◆ EXERCISE DETAILS ◆
How many lines of the material below contain the string "close"? Answer with the number and nothing else.

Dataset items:
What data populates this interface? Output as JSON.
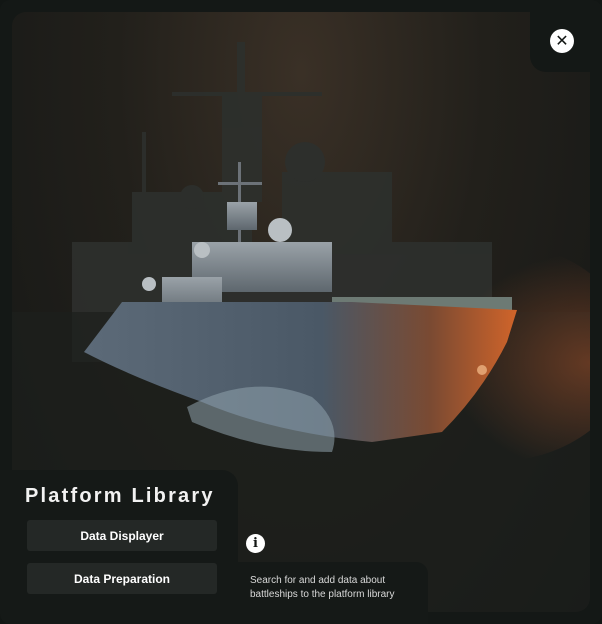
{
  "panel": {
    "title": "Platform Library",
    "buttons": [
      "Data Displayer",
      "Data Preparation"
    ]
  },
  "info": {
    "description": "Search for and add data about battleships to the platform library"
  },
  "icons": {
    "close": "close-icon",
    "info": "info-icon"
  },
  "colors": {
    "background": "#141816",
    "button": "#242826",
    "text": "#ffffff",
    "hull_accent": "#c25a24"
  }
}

...

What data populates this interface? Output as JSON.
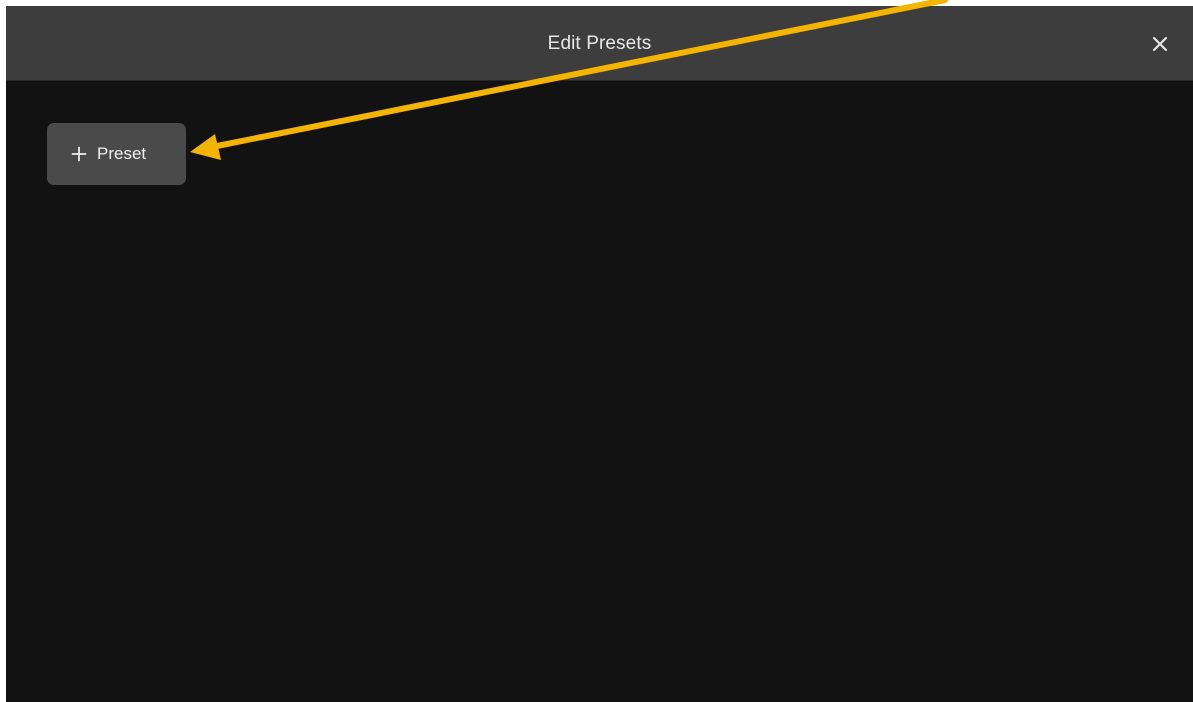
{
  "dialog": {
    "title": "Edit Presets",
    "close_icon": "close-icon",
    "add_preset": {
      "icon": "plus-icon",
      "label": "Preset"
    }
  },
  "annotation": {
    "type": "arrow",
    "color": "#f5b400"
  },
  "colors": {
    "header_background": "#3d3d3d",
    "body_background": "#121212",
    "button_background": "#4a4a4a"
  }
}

◆ CORRECT RESPONSE ◆
2